■ What is being asked
Search the data below for "Plenum"; list each line that holds it.

────────────────────

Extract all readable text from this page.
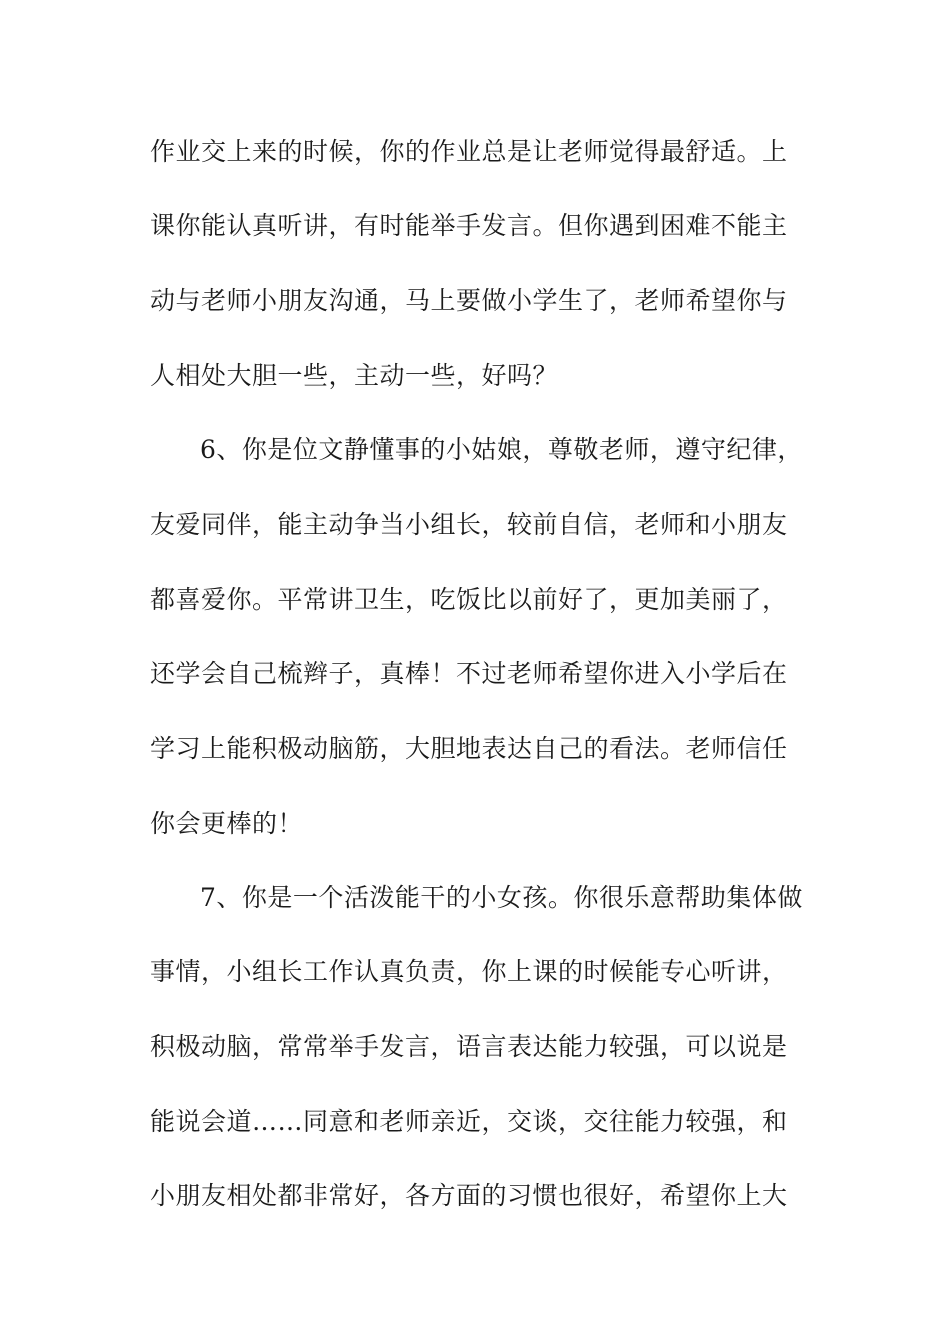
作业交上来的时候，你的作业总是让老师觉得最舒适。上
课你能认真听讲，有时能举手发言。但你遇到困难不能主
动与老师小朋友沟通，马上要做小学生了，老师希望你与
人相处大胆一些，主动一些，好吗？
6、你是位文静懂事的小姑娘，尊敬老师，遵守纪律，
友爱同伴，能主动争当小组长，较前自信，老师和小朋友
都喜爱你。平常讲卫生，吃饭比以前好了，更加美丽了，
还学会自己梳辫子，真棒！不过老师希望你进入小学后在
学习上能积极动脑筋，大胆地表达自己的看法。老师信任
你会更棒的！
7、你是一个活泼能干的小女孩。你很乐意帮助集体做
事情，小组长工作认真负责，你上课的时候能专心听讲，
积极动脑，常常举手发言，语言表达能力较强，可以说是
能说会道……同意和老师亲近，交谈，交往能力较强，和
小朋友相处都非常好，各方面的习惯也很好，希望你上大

────────────────────

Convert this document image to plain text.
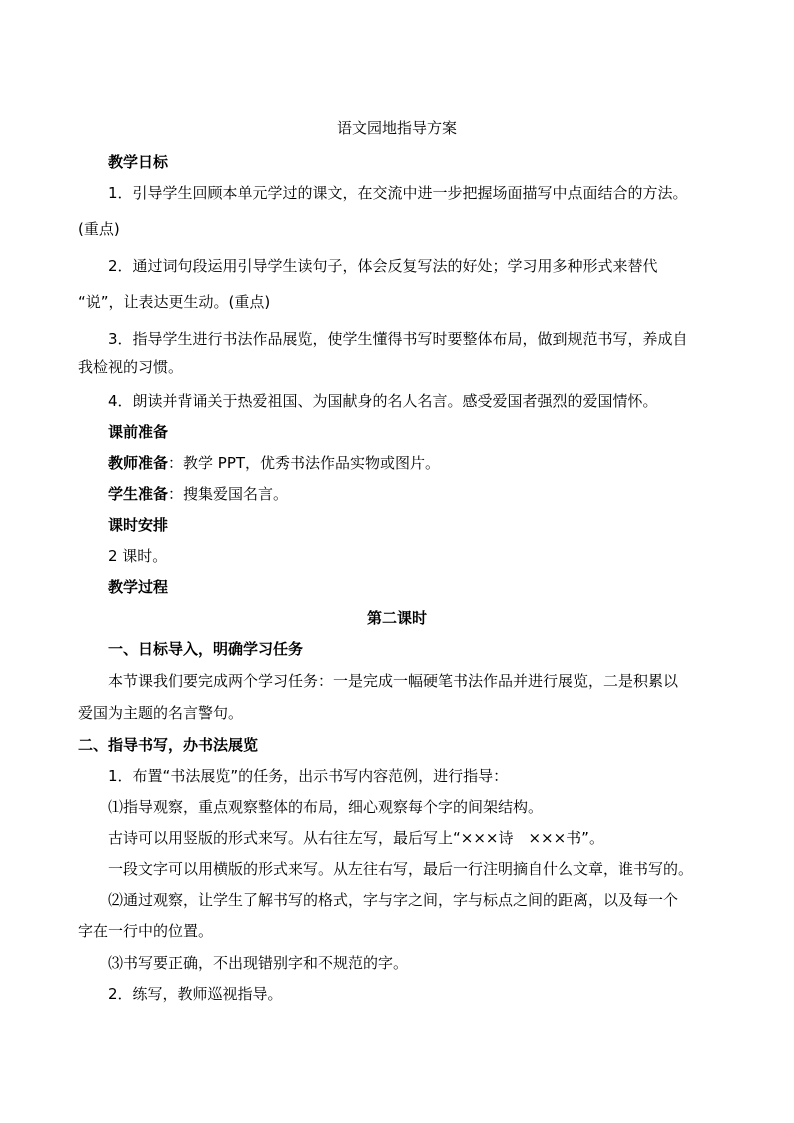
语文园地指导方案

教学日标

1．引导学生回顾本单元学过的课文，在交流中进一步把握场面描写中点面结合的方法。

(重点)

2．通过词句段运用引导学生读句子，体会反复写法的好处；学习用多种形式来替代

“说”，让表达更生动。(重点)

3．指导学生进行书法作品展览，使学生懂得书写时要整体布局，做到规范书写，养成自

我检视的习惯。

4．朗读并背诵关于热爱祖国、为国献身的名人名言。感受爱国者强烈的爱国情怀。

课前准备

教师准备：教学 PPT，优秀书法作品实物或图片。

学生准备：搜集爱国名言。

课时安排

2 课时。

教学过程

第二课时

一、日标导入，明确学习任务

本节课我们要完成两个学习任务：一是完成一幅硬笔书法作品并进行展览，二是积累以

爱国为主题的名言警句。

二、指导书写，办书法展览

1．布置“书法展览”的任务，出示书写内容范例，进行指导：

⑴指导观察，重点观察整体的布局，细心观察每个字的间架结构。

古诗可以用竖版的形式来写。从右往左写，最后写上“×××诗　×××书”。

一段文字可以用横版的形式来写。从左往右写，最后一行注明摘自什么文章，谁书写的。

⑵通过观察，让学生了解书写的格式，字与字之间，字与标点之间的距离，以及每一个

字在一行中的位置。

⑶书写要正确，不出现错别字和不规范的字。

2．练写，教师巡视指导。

────────────────────

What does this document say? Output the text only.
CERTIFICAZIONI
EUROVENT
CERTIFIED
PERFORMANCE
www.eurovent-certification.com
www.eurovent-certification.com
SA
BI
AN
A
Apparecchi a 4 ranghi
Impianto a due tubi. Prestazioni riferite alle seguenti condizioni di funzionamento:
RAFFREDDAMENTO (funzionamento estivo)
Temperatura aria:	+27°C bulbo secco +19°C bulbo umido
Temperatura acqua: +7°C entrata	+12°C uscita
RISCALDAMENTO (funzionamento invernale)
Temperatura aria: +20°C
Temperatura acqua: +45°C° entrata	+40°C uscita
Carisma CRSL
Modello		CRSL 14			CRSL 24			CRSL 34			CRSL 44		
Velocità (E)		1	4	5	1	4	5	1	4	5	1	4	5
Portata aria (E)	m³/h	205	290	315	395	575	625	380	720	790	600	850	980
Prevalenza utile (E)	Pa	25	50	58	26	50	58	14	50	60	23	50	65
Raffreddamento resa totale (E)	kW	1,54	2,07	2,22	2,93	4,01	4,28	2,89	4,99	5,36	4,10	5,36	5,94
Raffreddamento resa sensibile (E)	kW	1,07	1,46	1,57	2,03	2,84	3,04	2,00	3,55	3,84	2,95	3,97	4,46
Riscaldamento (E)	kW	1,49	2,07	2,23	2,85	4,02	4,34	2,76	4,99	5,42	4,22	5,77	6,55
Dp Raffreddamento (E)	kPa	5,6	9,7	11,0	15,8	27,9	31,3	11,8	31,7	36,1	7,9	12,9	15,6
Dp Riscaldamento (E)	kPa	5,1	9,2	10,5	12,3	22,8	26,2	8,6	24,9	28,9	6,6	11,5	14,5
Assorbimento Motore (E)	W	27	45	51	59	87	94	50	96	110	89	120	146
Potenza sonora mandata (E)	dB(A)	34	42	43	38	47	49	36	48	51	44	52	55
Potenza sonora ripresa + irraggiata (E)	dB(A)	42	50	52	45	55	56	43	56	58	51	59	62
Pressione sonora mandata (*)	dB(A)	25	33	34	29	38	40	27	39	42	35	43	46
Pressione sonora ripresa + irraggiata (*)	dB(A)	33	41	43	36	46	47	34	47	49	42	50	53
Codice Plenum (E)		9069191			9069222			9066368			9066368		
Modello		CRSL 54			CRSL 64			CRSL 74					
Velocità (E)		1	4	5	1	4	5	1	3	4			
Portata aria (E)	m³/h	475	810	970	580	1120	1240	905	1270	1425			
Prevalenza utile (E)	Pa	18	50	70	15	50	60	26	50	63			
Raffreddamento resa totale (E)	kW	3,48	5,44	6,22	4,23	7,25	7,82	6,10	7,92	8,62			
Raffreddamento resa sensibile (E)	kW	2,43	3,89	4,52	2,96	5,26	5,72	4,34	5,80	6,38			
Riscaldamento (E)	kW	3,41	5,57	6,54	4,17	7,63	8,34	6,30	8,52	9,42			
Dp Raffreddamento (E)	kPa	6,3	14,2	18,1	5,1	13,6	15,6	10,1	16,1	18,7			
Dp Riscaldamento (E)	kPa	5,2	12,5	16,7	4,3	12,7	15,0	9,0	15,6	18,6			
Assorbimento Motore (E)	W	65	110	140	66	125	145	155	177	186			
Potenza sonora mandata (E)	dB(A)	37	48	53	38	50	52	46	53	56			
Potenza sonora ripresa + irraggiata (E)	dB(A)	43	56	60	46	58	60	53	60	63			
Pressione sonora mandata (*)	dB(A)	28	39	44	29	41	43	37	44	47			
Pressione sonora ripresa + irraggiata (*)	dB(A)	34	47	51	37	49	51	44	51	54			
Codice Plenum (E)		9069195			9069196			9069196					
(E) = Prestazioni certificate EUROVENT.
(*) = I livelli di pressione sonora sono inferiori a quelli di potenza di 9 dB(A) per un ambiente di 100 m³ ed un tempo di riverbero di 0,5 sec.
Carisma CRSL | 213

────────────────────

■ Solution for this task
Codice Plenum (E)		9069191			9069222			9066368			9066368		
Codice Plenum (E)		9069195			9069196			9069196					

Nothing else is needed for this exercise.